++++ Listed records ++++

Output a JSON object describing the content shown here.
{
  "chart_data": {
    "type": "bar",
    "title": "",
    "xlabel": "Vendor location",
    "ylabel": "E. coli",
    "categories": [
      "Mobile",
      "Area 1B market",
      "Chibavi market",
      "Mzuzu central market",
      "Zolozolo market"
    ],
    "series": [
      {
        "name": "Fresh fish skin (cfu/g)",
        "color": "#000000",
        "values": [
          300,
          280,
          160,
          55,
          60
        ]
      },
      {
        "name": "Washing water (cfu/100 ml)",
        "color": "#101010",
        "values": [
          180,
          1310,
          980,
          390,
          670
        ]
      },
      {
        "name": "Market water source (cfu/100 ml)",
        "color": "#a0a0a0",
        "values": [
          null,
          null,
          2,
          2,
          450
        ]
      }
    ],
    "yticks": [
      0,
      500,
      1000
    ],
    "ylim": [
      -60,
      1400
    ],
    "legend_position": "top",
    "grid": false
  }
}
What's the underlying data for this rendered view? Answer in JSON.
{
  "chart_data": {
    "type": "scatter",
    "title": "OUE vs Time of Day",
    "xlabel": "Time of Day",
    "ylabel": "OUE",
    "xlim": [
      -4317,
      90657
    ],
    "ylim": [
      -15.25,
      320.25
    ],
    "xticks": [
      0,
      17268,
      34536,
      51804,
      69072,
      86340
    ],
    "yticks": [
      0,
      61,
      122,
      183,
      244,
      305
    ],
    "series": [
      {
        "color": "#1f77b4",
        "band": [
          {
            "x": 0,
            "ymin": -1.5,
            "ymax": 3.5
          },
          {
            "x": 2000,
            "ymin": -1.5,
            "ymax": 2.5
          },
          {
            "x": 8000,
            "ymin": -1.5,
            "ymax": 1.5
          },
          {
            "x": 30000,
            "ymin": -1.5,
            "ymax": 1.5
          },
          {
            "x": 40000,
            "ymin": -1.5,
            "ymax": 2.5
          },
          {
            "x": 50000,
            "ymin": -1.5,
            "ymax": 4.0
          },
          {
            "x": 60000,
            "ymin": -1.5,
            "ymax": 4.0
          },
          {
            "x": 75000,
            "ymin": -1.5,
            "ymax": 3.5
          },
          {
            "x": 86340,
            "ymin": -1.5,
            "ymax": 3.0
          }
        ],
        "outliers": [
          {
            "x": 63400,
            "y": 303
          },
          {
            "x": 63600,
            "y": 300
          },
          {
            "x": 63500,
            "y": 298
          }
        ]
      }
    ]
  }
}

++++

Directions:
Reproduce the listing shown above in its entirety, exactly.

Completed task:
Output a JSON object describing the content shown here.
{
  "chart_data": {
    "type": "bar",
    "title": "",
    "xlabel": "Vendor location",
    "ylabel": "E. coli",
    "categories": [
      "Mobile",
      "Area 1B market",
      "Chibavi market",
      "Mzuzu central market",
      "Zolozolo market"
    ],
    "series": [
      {
        "name": "Fresh fish skin (cfu/g)",
        "color": "#000000",
        "values": [
          300,
          280,
          160,
          55,
          60
        ]
      },
      {
        "name": "Washing water (cfu/100 ml)",
        "color": "#101010",
        "values": [
          180,
          1310,
          980,
          390,
          670
        ]
      },
      {
        "name": "Market water source (cfu/100 ml)",
        "color": "#a0a0a0",
        "values": [
          null,
          null,
          2,
          2,
          450
        ]
      }
    ],
    "yticks": [
      0,
      500,
      1000
    ],
    "ylim": [
      -60,
      1400
    ],
    "legend_position": "top",
    "grid": false
  }
}
What's the underlying data for this rendered view? Answer in JSON.
{
  "chart_data": {
    "type": "scatter",
    "title": "OUE vs Time of Day",
    "xlabel": "Time of Day",
    "ylabel": "OUE",
    "xlim": [
      -4317,
      90657
    ],
    "ylim": [
      -15.25,
      320.25
    ],
    "xticks": [
      0,
      17268,
      34536,
      51804,
      69072,
      86340
    ],
    "yticks": [
      0,
      61,
      122,
      183,
      244,
      305
    ],
    "series": [
      {
        "color": "#1f77b4",
        "band": [
          {
            "x": 0,
            "ymin": -1.5,
            "ymax": 3.5
          },
          {
            "x": 2000,
            "ymin": -1.5,
            "ymax": 2.5
          },
          {
            "x": 8000,
            "ymin": -1.5,
            "ymax": 1.5
          },
          {
            "x": 30000,
            "ymin": -1.5,
            "ymax": 1.5
          },
          {
            "x": 40000,
            "ymin": -1.5,
            "ymax": 2.5
          },
          {
            "x": 50000,
            "ymin": -1.5,
            "ymax": 4.0
          },
          {
            "x": 60000,
            "ymin": -1.5,
            "ymax": 4.0
          },
          {
            "x": 75000,
            "ymin": -1.5,
            "ymax": 3.5
          },
          {
            "x": 86340,
            "ymin": -1.5,
            "ymax": 3.0
          }
        ],
        "outliers": [
          {
            "x": 63400,
            "y": 303
          },
          {
            "x": 63600,
            "y": 300
          },
          {
            "x": 63500,
            "y": 298
          }
        ]
      }
    ]
  }
}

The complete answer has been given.